EXERCISE AIM → From the data that follows, copy every line holding the string "pêche".

DATA PROVIDED →
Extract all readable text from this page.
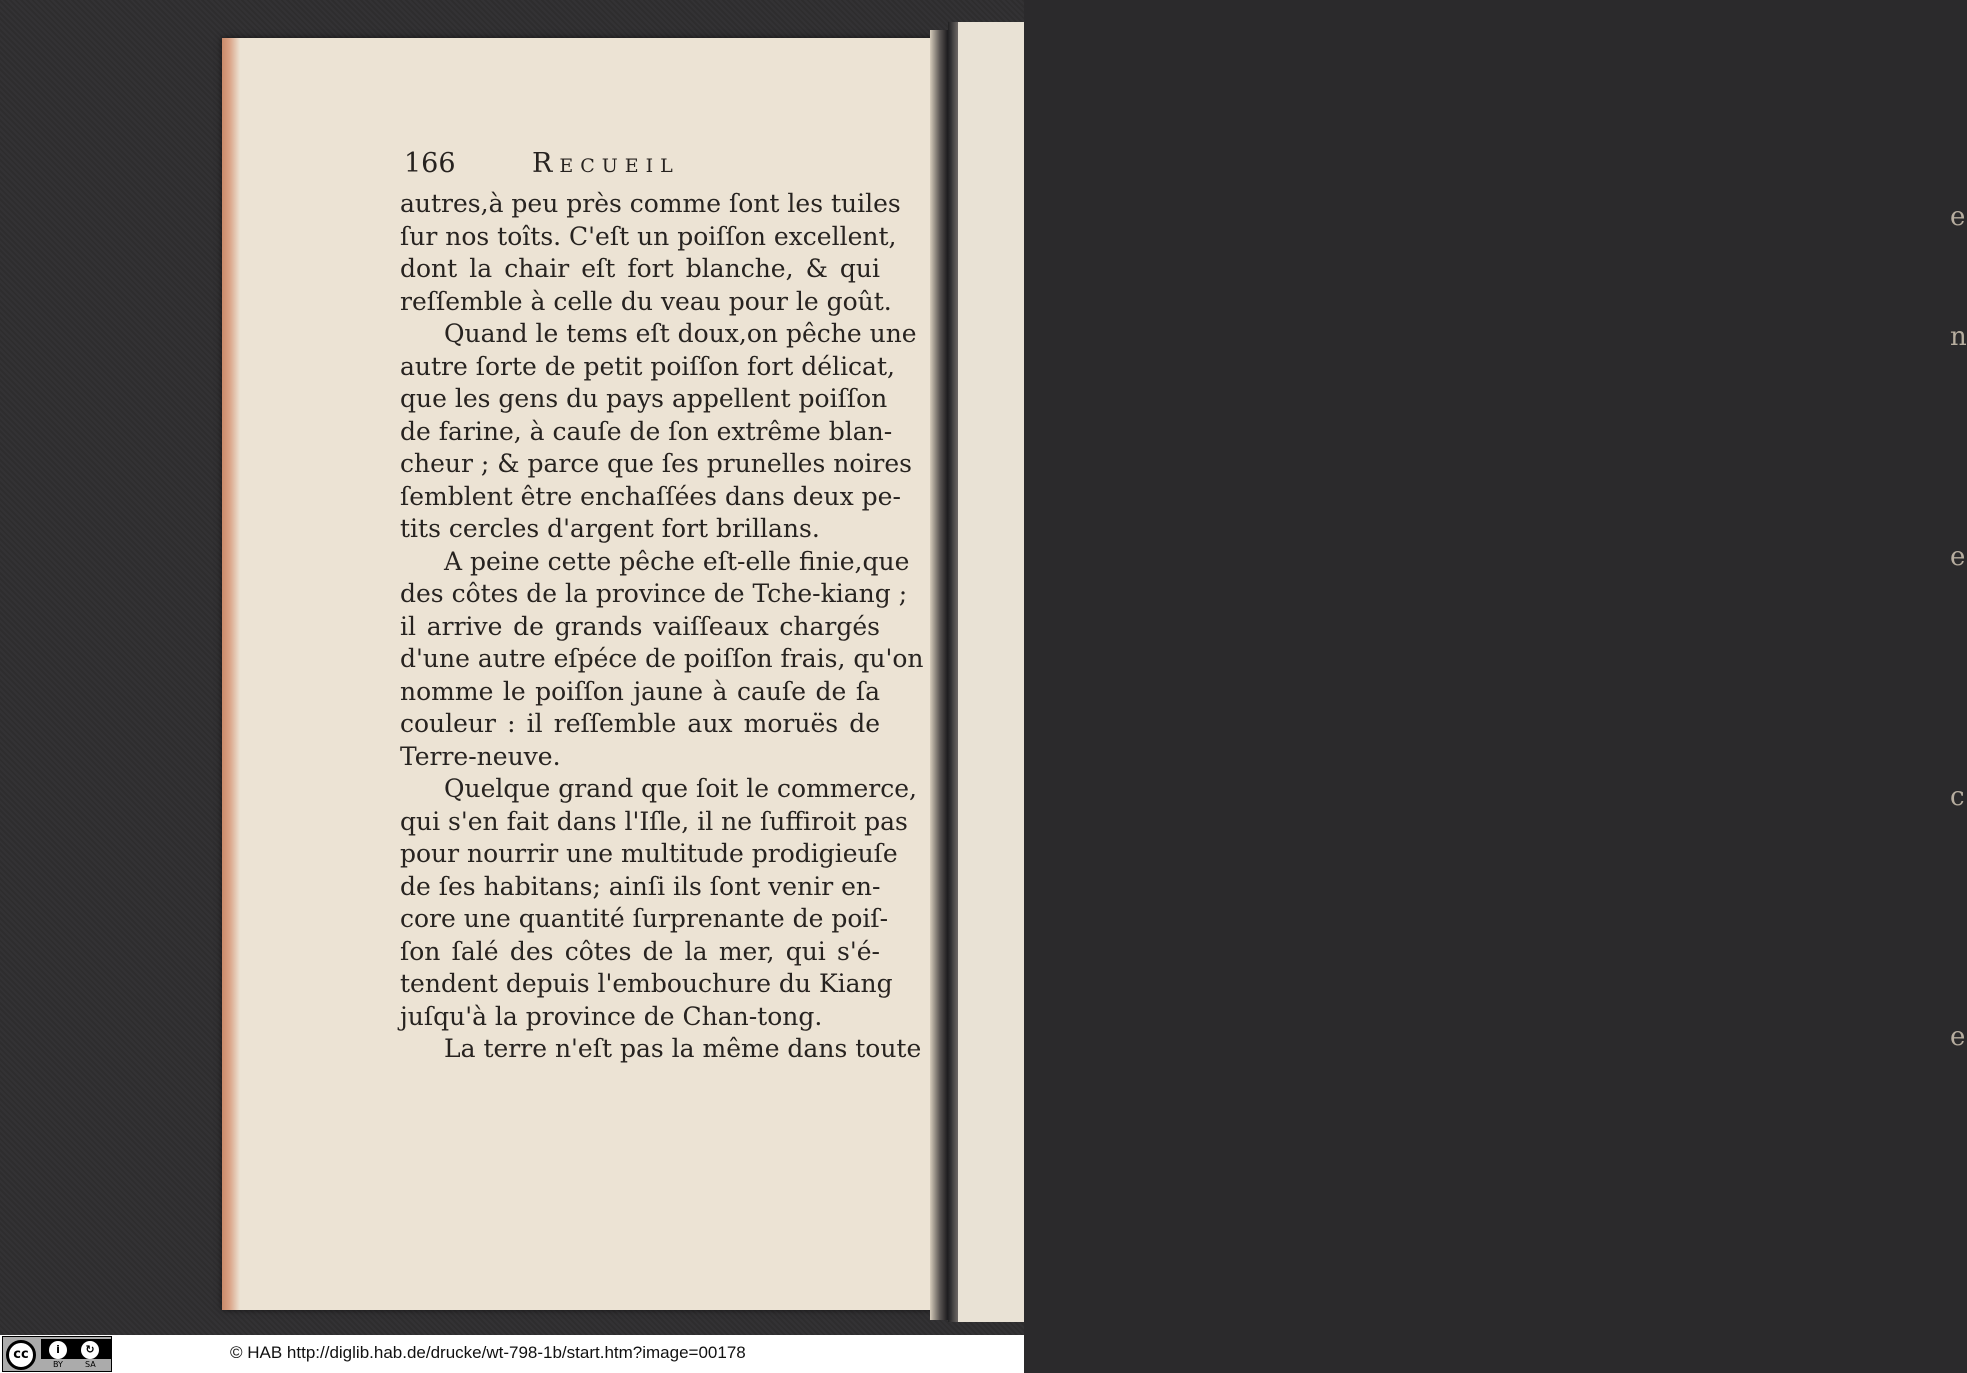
e
n
e
c
e
166	Recueil
autres,à peu près comme ſont les tuiles
ſur nos toîts. C'eſt un poiſſon excellent,
dont la chair eſt fort blanche, & qui
reſſemble à celle du veau pour le goût.
Quand le tems eſt doux,on pêche une
autre ſorte de petit poiſſon fort délicat,
que les gens du pays appellent poiſſon
de farine, à cauſe de ſon extrême blan-
cheur ; & parce que ſes prunelles noires
ſemblent être enchaſſées dans deux pe-
tits cercles d'argent fort brillans.
A peine cette pêche eſt-elle finie,que
des côtes de la province de Tche-kiang ;
il arrive de grands vaiſſeaux chargés
d'une autre eſpéce de poiſſon frais, qu'on
nomme le poiſſon jaune à cauſe de ſa
couleur : il reſſemble aux moruës de
Terre-neuve.
Quelque grand que ſoit le commerce,
qui s'en fait dans l'Iſle, il ne ſuffiroit pas
pour nourrir une multitude prodigieuſe
de ſes habitans; ainſi ils ſont venir en-
core une quantité ſurprenante de poiſ-
ſon ſalé des côtes de la mer, qui s'é-
tendent depuis l'embouchure du Kiang
juſqu'à la province de Chan-tong.
La terre n'eſt pas la même dans toute
cc	i	↻
BY	SA
© HAB http://diglib.hab.de/drucke/wt-798-1b/start.htm?image=00178
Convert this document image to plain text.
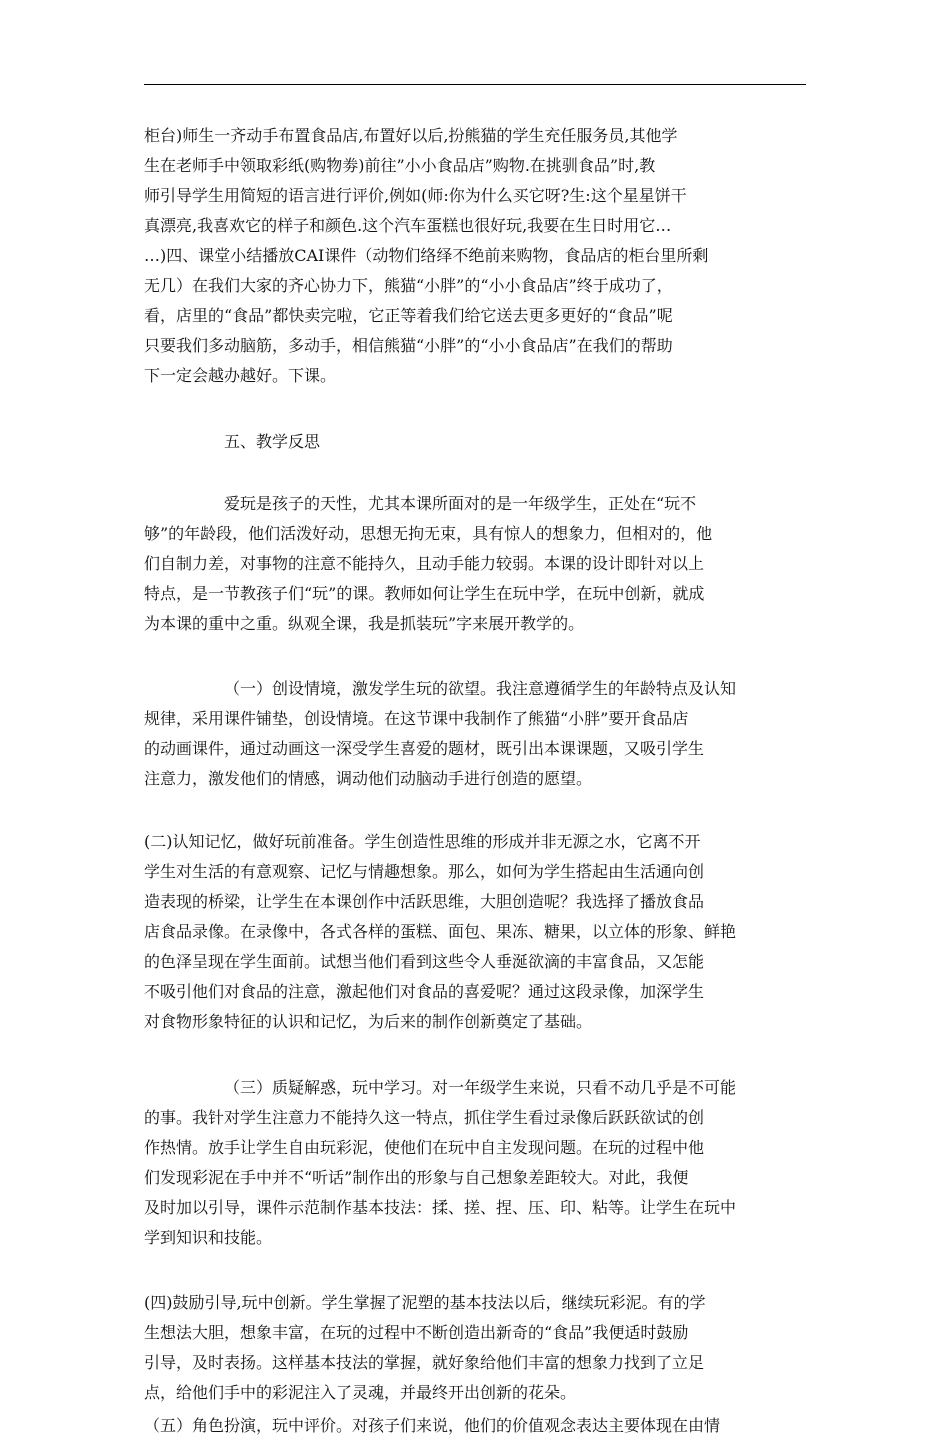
柜台)师生一齐动手布置食品店,布置好以后,扮熊猫的学生充任服务员,其他学
生在老师手中领取彩纸(购物劵)前往”小小食品店”购物.在挑驯食品”时,教
师引导学生用简短的语言进行评价,例如(师:你为什么买它呀?生:这个星星饼干
真漂亮,我喜欢它的样子和颜色.这个汽车蛋糕也很好玩,我要在生日时用它…
…)四、课堂小结播放CAI课件（动物们络绎不绝前来购物，食品店的柜台里所剩
无几）在我们大家的齐心协力下，熊猫“小胖”的“小小食品店”终于成功了，
看，店里的“食品”都快卖完啦，它正等着我们给它送去更多更好的“食品”呢
只要我们多动脑筋，多动手，相信熊猫“小胖”的“小小食品店”在我们的帮助
下一定会越办越好。下课。
五、教学反思
爱玩是孩子的天性，尤其本课所面对的是一年级学生，正处在“玩不
够”的年龄段，他们活泼好动，思想无拘无束，具有惊人的想象力，但相对的，他
们自制力差，对事物的注意不能持久，且动手能力较弱。本课的设计即针对以上
特点，是一节教孩子们“玩”的课。教师如何让学生在玩中学，在玩中创新，就成
为本课的重中之重。纵观全课，我是抓装玩”字来展开教学的。
（一）创设情境，激发学生玩的欲望。我注意遵循学生的年龄特点及认知
规律，采用课件铺垫，创设情境。在这节课中我制作了熊猫“小胖”要开食品店
的动画课件，通过动画这一深受学生喜爱的题材，既引出本课课题，又吸引学生
注意力，激发他们的情感，调动他们动脑动手进行创造的愿望。
(二)认知记忆，做好玩前准备。学生创造性思维的形成并非无源之水，它离不开
学生对生活的有意观察、记忆与情趣想象。那么，如何为学生搭起由生活通向创
造表现的桥梁，让学生在本课创作中活跃思维，大胆创造呢？我选择了播放食品
店食品录像。在录像中，各式各样的蛋糕、面包、果冻、糖果，以立体的形象、鲜艳
的色泽呈现在学生面前。试想当他们看到这些令人垂涎欲滴的丰富食品，又怎能
不吸引他们对食品的注意，激起他们对食品的喜爱呢？通过这段录像，加深学生
对食物形象特征的认识和记忆，为后来的制作创新奠定了基础。
（三）质疑解惑，玩中学习。对一年级学生来说，只看不动几乎是不可能
的事。我针对学生注意力不能持久这一特点，抓住学生看过录像后跃跃欲试的创
作热情。放手让学生自由玩彩泥，使他们在玩中自主发现问题。在玩的过程中他
们发现彩泥在手中并不“听话”制作出的形象与自己想象差距较大。对此，我便
及时加以引导，课件示范制作基本技法：揉、搓、捏、压、印、粘等。让学生在玩中
学到知识和技能。
(四)鼓励引导,玩中创新。学生掌握了泥塑的基本技法以后，继续玩彩泥。有的学
生想法大胆，想象丰富，在玩的过程中不断创造出新奇的“食品”我便适时鼓励
引导，及时表扬。这样基本技法的掌握，就好象给他们丰富的想象力找到了立足
点，给他们手中的彩泥注入了灵魂，并最终开出创新的花朵。
（五）角色扮演，玩中评价。对孩子们来说，他们的价值观念表达主要体现在由情
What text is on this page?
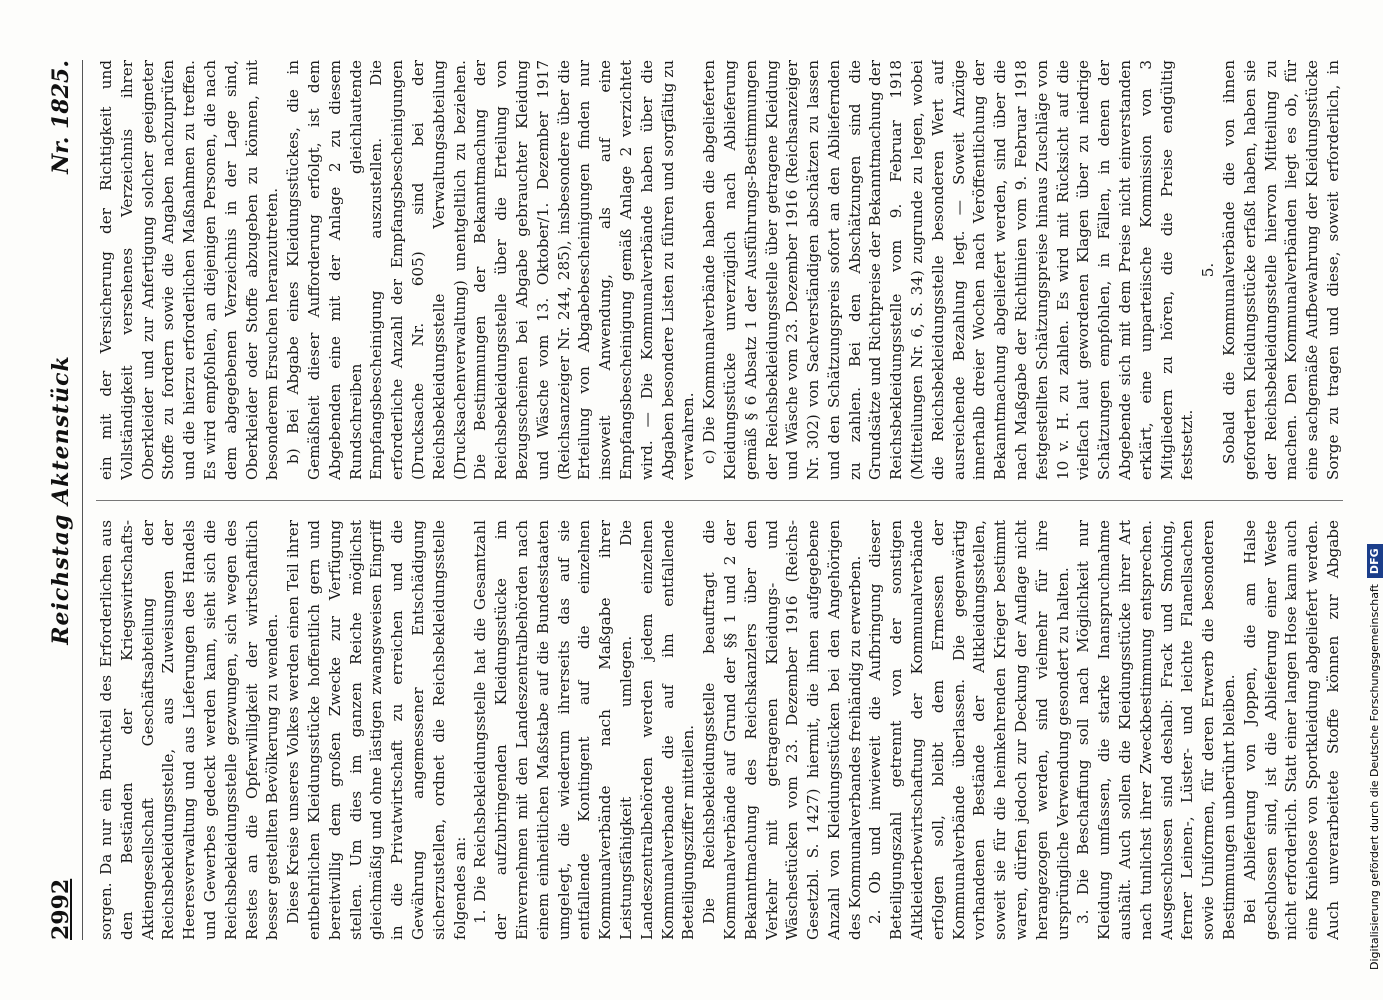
2992
Reichstag Aktenstück
Nr. 1825.

sorgen. Da nur ein Bruchteil des Erforderlichen aus den Beständen der Kriegswirtschafts-Aktiengesellschaft Geschäftsabteilung der Reichsbekleidungsstelle, aus Zuweisungen der Heeresverwaltung und aus Lieferungen des Handels und Gewerbes gedeckt werden kann, sieht sich die Reichsbekleidungsstelle gezwungen, sich wegen des Restes an die Opferwilligkeit der wirtschaftlich besser gestellten Bevölkerung zu wenden. Diese Kreise unseres Volkes werden einen Teil ihrer entbehrlichen Kleidungsstücke hoffentlich gern und bereitwillig dem großen Zwecke zur Verfügung stellen. Um dies im ganzen Reiche möglichst gleichmäßig und ohne lästigen zwangsweisen Eingriff in die Privatwirtschaft zu erreichen und die Gewährung angemessener Entschädigung sicherzustellen, ordnet die Reichsbekleidungsstelle folgendes an: 1. Die Reichsbekleidungsstelle hat die Gesamtzahl der aufzubringenden Kleidungsstücke im Einvernehmen mit den Landeszentralbehörden nach einem einheitlichen Maßstabe auf die Bundesstaaten umgelegt, die wiederum ihrerseits das auf sie entfallende Kontingent auf die einzelnen Kommunalverbände nach Maßgabe ihrer Leistungsfähigkeit umlegen. Die Landeszentralbehörden werden jedem einzelnen Kommunalverbande die auf ihn entfallende Beteiligungsziffer mitteilen. Die Reichsbekleidungsstelle beauftragt die Kommunalverbände auf Grund der §§ 1 und 2 der Bekanntmachung des Reichskanzlers über den Verkehr mit getragenen Kleidungs- und Wäschestücken vom 23. Dezember 1916 (Reichs-Gesetzbl. S. 1427) hiermit, die ihnen aufgegebene Anzahl von Kleidungsstücken bei den Angehörigen des Kommunalverbandes freihändig zu erwerben. 2. Ob und inwieweit die Aufbringung dieser Beteiligungszahl getrennt von der sonstigen Altkleiderbewirtschaftung der Kommunalverbände erfolgen soll, bleibt dem Ermessen der Kommunalverbände überlassen. Die gegenwärtig vorhandenen Bestände der Altkleidungsstellen, soweit sie für die heimkehrenden Krieger bestimmt waren, dürfen jedoch zur Deckung der Auflage nicht herangezogen werden, sind vielmehr für ihre ursprüngliche Verwendung gesondert zu halten. 3. Die Beschaffung soll nach Möglichkeit nur Kleidung umfassen, die starke Inanspruchnahme aushält. Auch sollen die Kleidungsstücke ihrer Art nach tunlichst ihrer Zweckbestimmung entsprechen. Ausgeschlossen sind deshalb: Frack und Smoking, ferner Leinen-, Lüster- und leichte Flanellsachen sowie Uniformen, für deren Erwerb die besonderen Bestimmungen unberührt bleiben. Bei Ablieferung von Joppen, die am Halse geschlossen sind, ist die Ablieferung einer Weste nicht erforderlich. Statt einer langen Hose kann auch eine Kniehose von Sportkleidung abgeliefert werden. Auch unverarbeitete Stoffe können zur Abgabe

ein mit der Versicherung der Richtigkeit und Vollständigkeit versehenes Verzeichnis ihrer Oberkleider und zur Anfertigung solcher geeigneter Stoffe zu fordern sowie die Angaben nachzuprüfen und die hierzu erforderlichen Maßnahmen zu treffen. Es wird empfohlen, an diejenigen Personen, die nach dem abgegebenen Verzeichnis in der Lage sind, Oberkleider oder Stoffe abzugeben zu können, mit besonderem Ersuchen heranzutreten. b) Bei Abgabe eines Kleidungsstückes, die in Gemäßheit dieser Aufforderung erfolgt, ist dem Abgebenden eine mit der Anlage 2 zu diesem Rundschreiben gleichlautende Empfangsbescheinigung auszustellen. Die erforderliche Anzahl der Empfangsbescheinigungen (Drucksache Nr. 605) sind bei der Reichsbekleidungsstelle Verwaltungsabteilung (Drucksachenverwaltung) unentgeltlich zu beziehen. Die Bestimmungen der Bekanntmachung der Reichsbekleidungsstelle über die Erteilung von Bezugsscheinen bei Abgabe gebrauchter Kleidung und Wäsche vom 13. Oktober/1. Dezember 1917 (Reichsanzeiger Nr. 244, 285), insbesondere über die Erteilung von Abgabebescheinigungen finden nur insoweit Anwendung, als auf eine Empfangsbescheinigung gemäß Anlage 2 verzichtet wird. — Die Kommunalverbände haben über die Abgaben besondere Listen zu führen und sorgfältig zu verwahren. c) Die Kommunalverbände haben die abgelieferten Kleidungsstücke unverzüglich nach Ablieferung gemäß § 6 Absatz 1 der Ausführungs-Bestimmungen der Reichsbekleidungsstelle über getragene Kleidung und Wäsche vom 23. Dezember 1916 (Reichsanzeiger Nr. 302) von Sachverständigen abschätzen zu lassen und den Schätzungspreis sofort an den Abliefernden zu zahlen. Bei den Abschätzungen sind die Grundsätze und Richtpreise der Bekanntmachung der Reichsbekleidungsstelle vom 9. Februar 1918 (Mitteilungen Nr. 6, S. 34) zugrunde zu legen, wobei die Reichsbekleidungsstelle besonderen Wert auf ausreichende Bezahlung legt. — Soweit Anzüge innerhalb dreier Wochen nach Veröffentlichung der Bekanntmachung abgeliefert werden, sind über die nach Maßgabe der Richtlinien vom 9. Februar 1918 festgestellten Schätzungspreise hinaus Zuschläge von 10 v. H. zu zahlen. Es wird mit Rücksicht auf die vielfach laut gewordenen Klagen über zu niedrige Schätzungen empfohlen, in Fällen, in denen der Abgebende sich mit dem Preise nicht einverstanden erklärt, eine unparteiische Kommission von 3 Mitgliedern zu hören, die die Preise endgültig festsetzt.

5.

Sobald die Kommunalverbände die von ihnen geforderten Kleidungsstücke erfaßt haben, haben sie der Reichsbekleidungsstelle hiervon Mitteilung zu machen. Den Kommunalverbänden liegt es ob, für eine sachgemäße Aufbewahrung der Kleidungsstücke Sorge zu tragen und diese, soweit erforderlich, in

Digitalisierung gefördert durch die Deutsche ForschungsgemeinschaftDFG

ANSWER →
Quand le tems eſt doux,on pêche une
A peine cette pêche eſt-elle finie,que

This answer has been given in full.